--- Begin ---
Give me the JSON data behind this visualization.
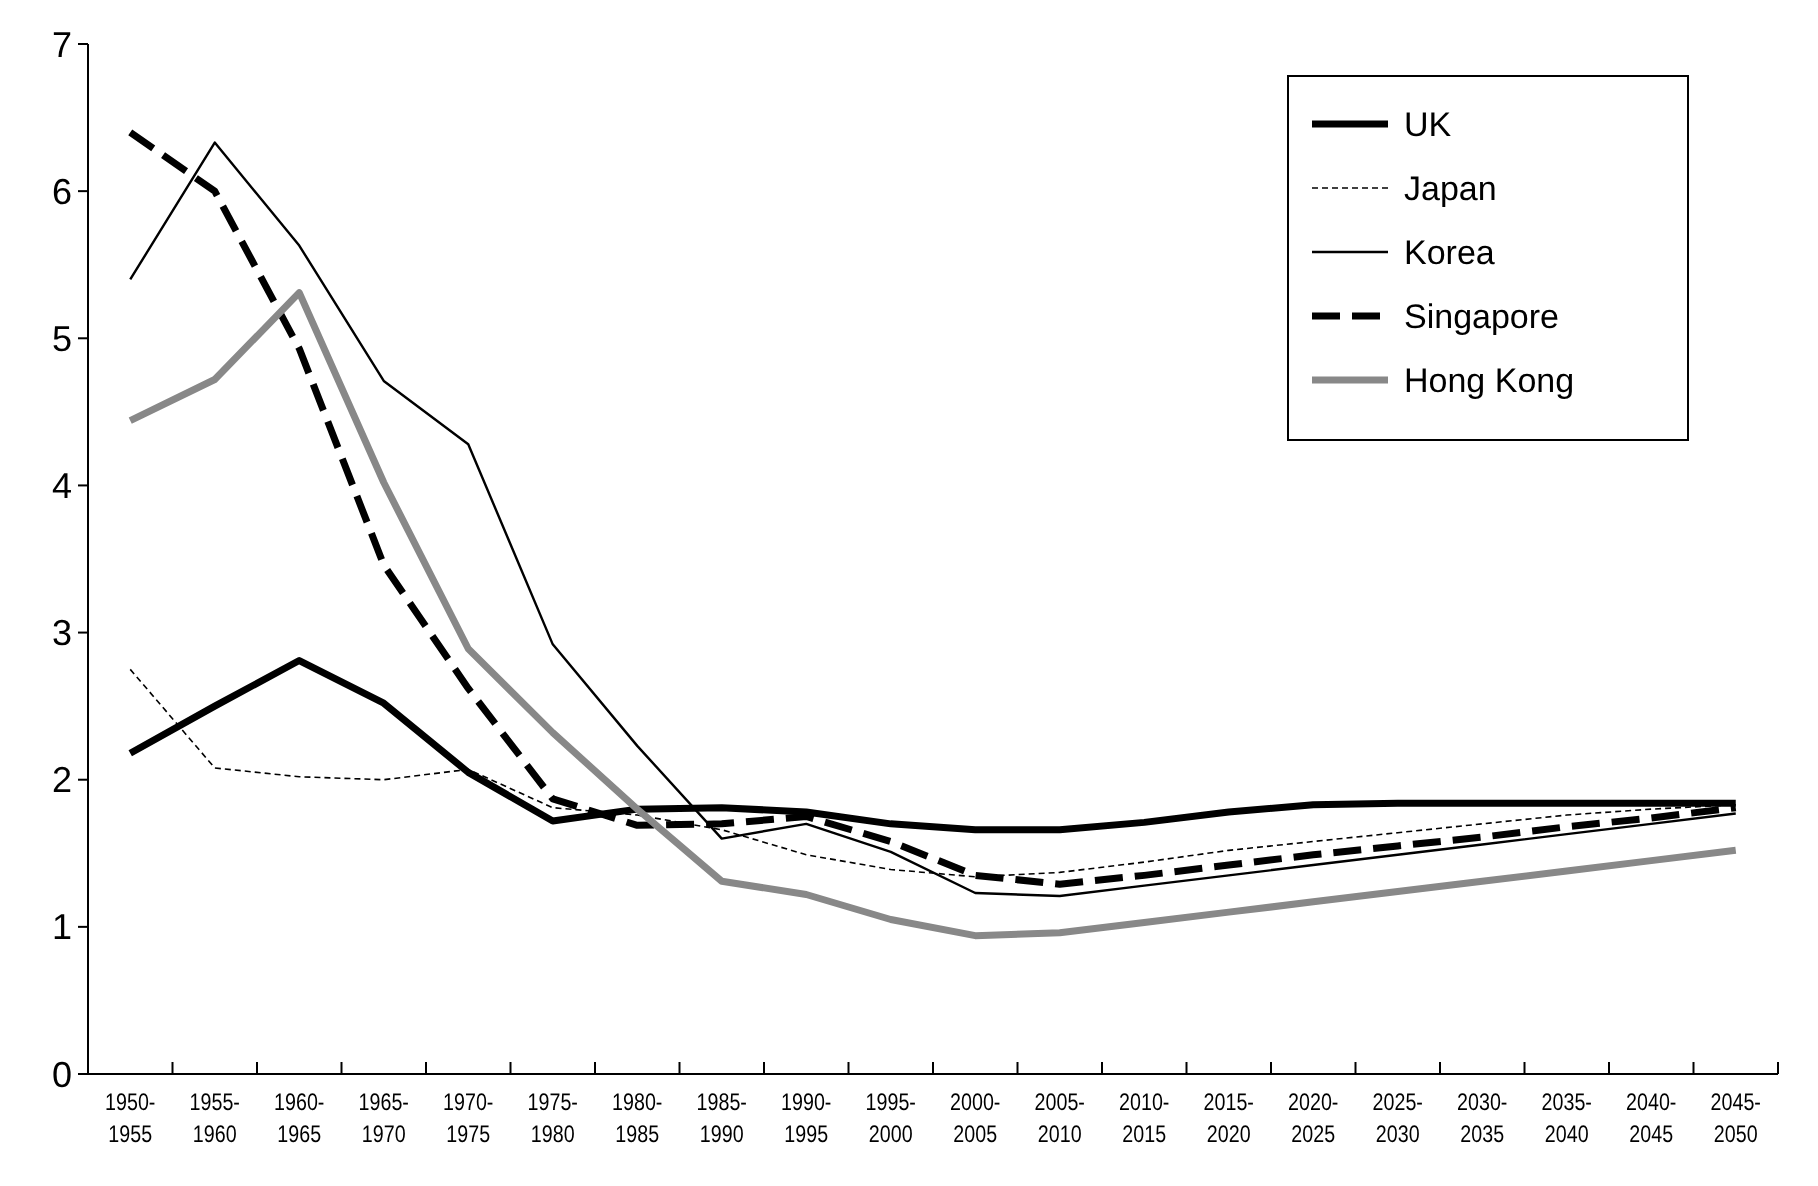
{
  "chart_data": {
    "type": "line",
    "categories": [
      "1950-1955",
      "1955-1960",
      "1960-1965",
      "1965-1970",
      "1970-1975",
      "1975-1980",
      "1980-1985",
      "1985-1990",
      "1990-1995",
      "1995-2000",
      "2000-2005",
      "2005-2010",
      "2010-2015",
      "2015-2020",
      "2020-2025",
      "2025-2030",
      "2030-2035",
      "2035-2040",
      "2040-2045",
      "2045-2050"
    ],
    "series": [
      {
        "name": "UK",
        "color": "#000000",
        "line_style": "solid",
        "values": [
          2.18,
          2.5,
          2.81,
          2.52,
          2.05,
          1.72,
          1.8,
          1.81,
          1.78,
          1.7,
          1.66,
          1.66,
          1.71,
          1.78,
          1.83,
          1.84,
          1.84,
          1.84,
          1.84,
          1.84
        ]
      },
      {
        "name": "Japan",
        "color": "#000000",
        "line_style": "dotted",
        "values": [
          2.75,
          2.08,
          2.02,
          2.0,
          2.07,
          1.81,
          1.76,
          1.66,
          1.49,
          1.39,
          1.34,
          1.37,
          1.44,
          1.52,
          1.58,
          1.64,
          1.7,
          1.76,
          1.8,
          1.83
        ]
      },
      {
        "name": "Korea",
        "color": "#000000",
        "line_style": "solid",
        "values": [
          5.4,
          6.33,
          5.63,
          4.71,
          4.28,
          2.92,
          2.23,
          1.6,
          1.7,
          1.51,
          1.23,
          1.21,
          1.28,
          1.35,
          1.42,
          1.49,
          1.56,
          1.63,
          1.7,
          1.77
        ]
      },
      {
        "name": "Singapore",
        "color": "#000000",
        "line_style": "dashed",
        "values": [
          6.4,
          6.0,
          4.93,
          3.46,
          2.62,
          1.87,
          1.69,
          1.7,
          1.75,
          1.58,
          1.35,
          1.29,
          1.35,
          1.42,
          1.49,
          1.55,
          1.61,
          1.68,
          1.74,
          1.81
        ]
      },
      {
        "name": "Hong Kong",
        "color": "#888888",
        "line_style": "solid",
        "values": [
          4.44,
          4.72,
          5.31,
          4.02,
          2.89,
          2.32,
          1.8,
          1.31,
          1.22,
          1.05,
          0.94,
          0.96,
          1.03,
          1.1,
          1.17,
          1.24,
          1.31,
          1.38,
          1.45,
          1.52
        ]
      }
    ],
    "ylim": [
      0,
      7
    ],
    "yticks": [
      0,
      1,
      2,
      3,
      4,
      5,
      6,
      7
    ],
    "grid": false,
    "legend": "top right"
  }
}
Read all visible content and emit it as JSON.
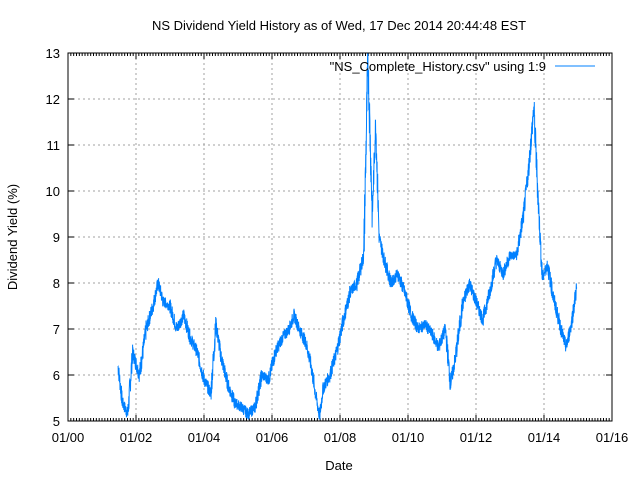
{
  "chart_data": {
    "type": "line",
    "title": "NS Dividend Yield History as of Wed, 17 Dec 2014 20:44:48 EST",
    "xlabel": "Date",
    "ylabel": "Dividend Yield (%)",
    "xlim": [
      2000,
      2016
    ],
    "ylim": [
      5,
      13
    ],
    "grid": true,
    "legend_position": "top-right",
    "x_ticks": [
      {
        "value": 2000,
        "label": "01/00"
      },
      {
        "value": 2002,
        "label": "01/02"
      },
      {
        "value": 2004,
        "label": "01/04"
      },
      {
        "value": 2006,
        "label": "01/06"
      },
      {
        "value": 2008,
        "label": "01/08"
      },
      {
        "value": 2010,
        "label": "01/10"
      },
      {
        "value": 2012,
        "label": "01/12"
      },
      {
        "value": 2014,
        "label": "01/14"
      },
      {
        "value": 2016,
        "label": "01/16"
      }
    ],
    "y_ticks": [
      5,
      6,
      7,
      8,
      9,
      10,
      11,
      12,
      13
    ],
    "series": [
      {
        "name": "\"NS_Complete_History.csv\" using 1:9",
        "color": "#0080ff",
        "points": [
          [
            2001.47,
            6.2
          ],
          [
            2001.6,
            5.4
          ],
          [
            2001.76,
            5.15
          ],
          [
            2001.9,
            6.5
          ],
          [
            2002.1,
            6.0
          ],
          [
            2002.3,
            7.0
          ],
          [
            2002.5,
            7.5
          ],
          [
            2002.65,
            8.0
          ],
          [
            2002.8,
            7.6
          ],
          [
            2003.0,
            7.5
          ],
          [
            2003.2,
            7.0
          ],
          [
            2003.4,
            7.3
          ],
          [
            2003.6,
            6.8
          ],
          [
            2003.8,
            6.5
          ],
          [
            2004.0,
            5.9
          ],
          [
            2004.2,
            5.6
          ],
          [
            2004.35,
            7.1
          ],
          [
            2004.5,
            6.4
          ],
          [
            2004.7,
            5.8
          ],
          [
            2004.9,
            5.4
          ],
          [
            2005.1,
            5.3
          ],
          [
            2005.3,
            5.15
          ],
          [
            2005.5,
            5.3
          ],
          [
            2005.7,
            6.0
          ],
          [
            2005.9,
            5.9
          ],
          [
            2006.1,
            6.5
          ],
          [
            2006.3,
            6.8
          ],
          [
            2006.5,
            7.0
          ],
          [
            2006.65,
            7.3
          ],
          [
            2006.8,
            7.0
          ],
          [
            2007.0,
            6.7
          ],
          [
            2007.15,
            6.2
          ],
          [
            2007.3,
            5.5
          ],
          [
            2007.4,
            5.1
          ],
          [
            2007.5,
            5.7
          ],
          [
            2007.7,
            6.0
          ],
          [
            2007.9,
            6.5
          ],
          [
            2008.1,
            7.2
          ],
          [
            2008.3,
            7.8
          ],
          [
            2008.5,
            8.0
          ],
          [
            2008.7,
            8.6
          ],
          [
            2008.82,
            12.9
          ],
          [
            2008.95,
            9.5
          ],
          [
            2009.05,
            11.5
          ],
          [
            2009.15,
            9.0
          ],
          [
            2009.3,
            8.5
          ],
          [
            2009.5,
            8.0
          ],
          [
            2009.7,
            8.2
          ],
          [
            2009.9,
            7.8
          ],
          [
            2010.1,
            7.3
          ],
          [
            2010.3,
            7.0
          ],
          [
            2010.5,
            7.1
          ],
          [
            2010.7,
            6.9
          ],
          [
            2010.9,
            6.6
          ],
          [
            2011.1,
            7.0
          ],
          [
            2011.25,
            5.8
          ],
          [
            2011.4,
            6.4
          ],
          [
            2011.6,
            7.5
          ],
          [
            2011.8,
            8.0
          ],
          [
            2012.0,
            7.6
          ],
          [
            2012.2,
            7.2
          ],
          [
            2012.4,
            7.8
          ],
          [
            2012.6,
            8.5
          ],
          [
            2012.8,
            8.2
          ],
          [
            2013.0,
            8.6
          ],
          [
            2013.2,
            8.6
          ],
          [
            2013.4,
            9.5
          ],
          [
            2013.55,
            10.5
          ],
          [
            2013.7,
            11.8
          ],
          [
            2013.85,
            9.5
          ],
          [
            2013.95,
            8.1
          ],
          [
            2014.1,
            8.4
          ],
          [
            2014.3,
            7.6
          ],
          [
            2014.5,
            7.0
          ],
          [
            2014.65,
            6.6
          ],
          [
            2014.8,
            7.1
          ],
          [
            2014.96,
            7.9
          ]
        ]
      }
    ]
  }
}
--- End ---
* _Exercise objective_: Every record above should be transcribed exactly; the pictures stay out of the copy.

* _Exercise solution_:
Give me the JSON data behind this visualization.
{
  "chart_data": {
    "type": "line",
    "categories": [
      "1950-1955",
      "1955-1960",
      "1960-1965",
      "1965-1970",
      "1970-1975",
      "1975-1980",
      "1980-1985",
      "1985-1990",
      "1990-1995",
      "1995-2000",
      "2000-2005",
      "2005-2010",
      "2010-2015",
      "2015-2020",
      "2020-2025",
      "2025-2030",
      "2030-2035",
      "2035-2040",
      "2040-2045",
      "2045-2050"
    ],
    "series": [
      {
        "name": "UK",
        "color": "#000000",
        "line_style": "solid",
        "values": [
          2.18,
          2.5,
          2.81,
          2.52,
          2.05,
          1.72,
          1.8,
          1.81,
          1.78,
          1.7,
          1.66,
          1.66,
          1.71,
          1.78,
          1.83,
          1.84,
          1.84,
          1.84,
          1.84,
          1.84
        ]
      },
      {
        "name": "Japan",
        "color": "#000000",
        "line_style": "dotted",
        "values": [
          2.75,
          2.08,
          2.02,
          2.0,
          2.07,
          1.81,
          1.76,
          1.66,
          1.49,
          1.39,
          1.34,
          1.37,
          1.44,
          1.52,
          1.58,
          1.64,
          1.7,
          1.76,
          1.8,
          1.83
        ]
      },
      {
        "name": "Korea",
        "color": "#000000",
        "line_style": "solid",
        "values": [
          5.4,
          6.33,
          5.63,
          4.71,
          4.28,
          2.92,
          2.23,
          1.6,
          1.7,
          1.51,
          1.23,
          1.21,
          1.28,
          1.35,
          1.42,
          1.49,
          1.56,
          1.63,
          1.7,
          1.77
        ]
      },
      {
        "name": "Singapore",
        "color": "#000000",
        "line_style": "dashed",
        "values": [
          6.4,
          6.0,
          4.93,
          3.46,
          2.62,
          1.87,
          1.69,
          1.7,
          1.75,
          1.58,
          1.35,
          1.29,
          1.35,
          1.42,
          1.49,
          1.55,
          1.61,
          1.68,
          1.74,
          1.81
        ]
      },
      {
        "name": "Hong Kong",
        "color": "#888888",
        "line_style": "solid",
        "values": [
          4.44,
          4.72,
          5.31,
          4.02,
          2.89,
          2.32,
          1.8,
          1.31,
          1.22,
          1.05,
          0.94,
          0.96,
          1.03,
          1.1,
          1.17,
          1.24,
          1.31,
          1.38,
          1.45,
          1.52
        ]
      }
    ],
    "ylim": [
      0,
      7
    ],
    "yticks": [
      0,
      1,
      2,
      3,
      4,
      5,
      6,
      7
    ],
    "grid": false,
    "legend": "top right"
  }
}
Read all visible content and emit it as JSON.
{
  "chart_data": {
    "type": "line",
    "title": "NS Dividend Yield History as of Wed, 17 Dec 2014 20:44:48 EST",
    "xlabel": "Date",
    "ylabel": "Dividend Yield (%)",
    "xlim": [
      2000,
      2016
    ],
    "ylim": [
      5,
      13
    ],
    "grid": true,
    "legend_position": "top-right",
    "x_ticks": [
      {
        "value": 2000,
        "label": "01/00"
      },
      {
        "value": 2002,
        "label": "01/02"
      },
      {
        "value": 2004,
        "label": "01/04"
      },
      {
        "value": 2006,
        "label": "01/06"
      },
      {
        "value": 2008,
        "label": "01/08"
      },
      {
        "value": 2010,
        "label": "01/10"
      },
      {
        "value": 2012,
        "label": "01/12"
      },
      {
        "value": 2014,
        "label": "01/14"
      },
      {
        "value": 2016,
        "label": "01/16"
      }
    ],
    "y_ticks": [
      5,
      6,
      7,
      8,
      9,
      10,
      11,
      12,
      13
    ],
    "series": [
      {
        "name": "\"NS_Complete_History.csv\" using 1:9",
        "color": "#0080ff",
        "points": [
          [
            2001.47,
            6.2
          ],
          [
            2001.6,
            5.4
          ],
          [
            2001.76,
            5.15
          ],
          [
            2001.9,
            6.5
          ],
          [
            2002.1,
            6.0
          ],
          [
            2002.3,
            7.0
          ],
          [
            2002.5,
            7.5
          ],
          [
            2002.65,
            8.0
          ],
          [
            2002.8,
            7.6
          ],
          [
            2003.0,
            7.5
          ],
          [
            2003.2,
            7.0
          ],
          [
            2003.4,
            7.3
          ],
          [
            2003.6,
            6.8
          ],
          [
            2003.8,
            6.5
          ],
          [
            2004.0,
            5.9
          ],
          [
            2004.2,
            5.6
          ],
          [
            2004.35,
            7.1
          ],
          [
            2004.5,
            6.4
          ],
          [
            2004.7,
            5.8
          ],
          [
            2004.9,
            5.4
          ],
          [
            2005.1,
            5.3
          ],
          [
            2005.3,
            5.15
          ],
          [
            2005.5,
            5.3
          ],
          [
            2005.7,
            6.0
          ],
          [
            2005.9,
            5.9
          ],
          [
            2006.1,
            6.5
          ],
          [
            2006.3,
            6.8
          ],
          [
            2006.5,
            7.0
          ],
          [
            2006.65,
            7.3
          ],
          [
            2006.8,
            7.0
          ],
          [
            2007.0,
            6.7
          ],
          [
            2007.15,
            6.2
          ],
          [
            2007.3,
            5.5
          ],
          [
            2007.4,
            5.1
          ],
          [
            2007.5,
            5.7
          ],
          [
            2007.7,
            6.0
          ],
          [
            2007.9,
            6.5
          ],
          [
            2008.1,
            7.2
          ],
          [
            2008.3,
            7.8
          ],
          [
            2008.5,
            8.0
          ],
          [
            2008.7,
            8.6
          ],
          [
            2008.82,
            12.9
          ],
          [
            2008.95,
            9.5
          ],
          [
            2009.05,
            11.5
          ],
          [
            2009.15,
            9.0
          ],
          [
            2009.3,
            8.5
          ],
          [
            2009.5,
            8.0
          ],
          [
            2009.7,
            8.2
          ],
          [
            2009.9,
            7.8
          ],
          [
            2010.1,
            7.3
          ],
          [
            2010.3,
            7.0
          ],
          [
            2010.5,
            7.1
          ],
          [
            2010.7,
            6.9
          ],
          [
            2010.9,
            6.6
          ],
          [
            2011.1,
            7.0
          ],
          [
            2011.25,
            5.8
          ],
          [
            2011.4,
            6.4
          ],
          [
            2011.6,
            7.5
          ],
          [
            2011.8,
            8.0
          ],
          [
            2012.0,
            7.6
          ],
          [
            2012.2,
            7.2
          ],
          [
            2012.4,
            7.8
          ],
          [
            2012.6,
            8.5
          ],
          [
            2012.8,
            8.2
          ],
          [
            2013.0,
            8.6
          ],
          [
            2013.2,
            8.6
          ],
          [
            2013.4,
            9.5
          ],
          [
            2013.55,
            10.5
          ],
          [
            2013.7,
            11.8
          ],
          [
            2013.85,
            9.5
          ],
          [
            2013.95,
            8.1
          ],
          [
            2014.1,
            8.4
          ],
          [
            2014.3,
            7.6
          ],
          [
            2014.5,
            7.0
          ],
          [
            2014.65,
            6.6
          ],
          [
            2014.8,
            7.1
          ],
          [
            2014.96,
            7.9
          ]
        ]
      }
    ]
  }
}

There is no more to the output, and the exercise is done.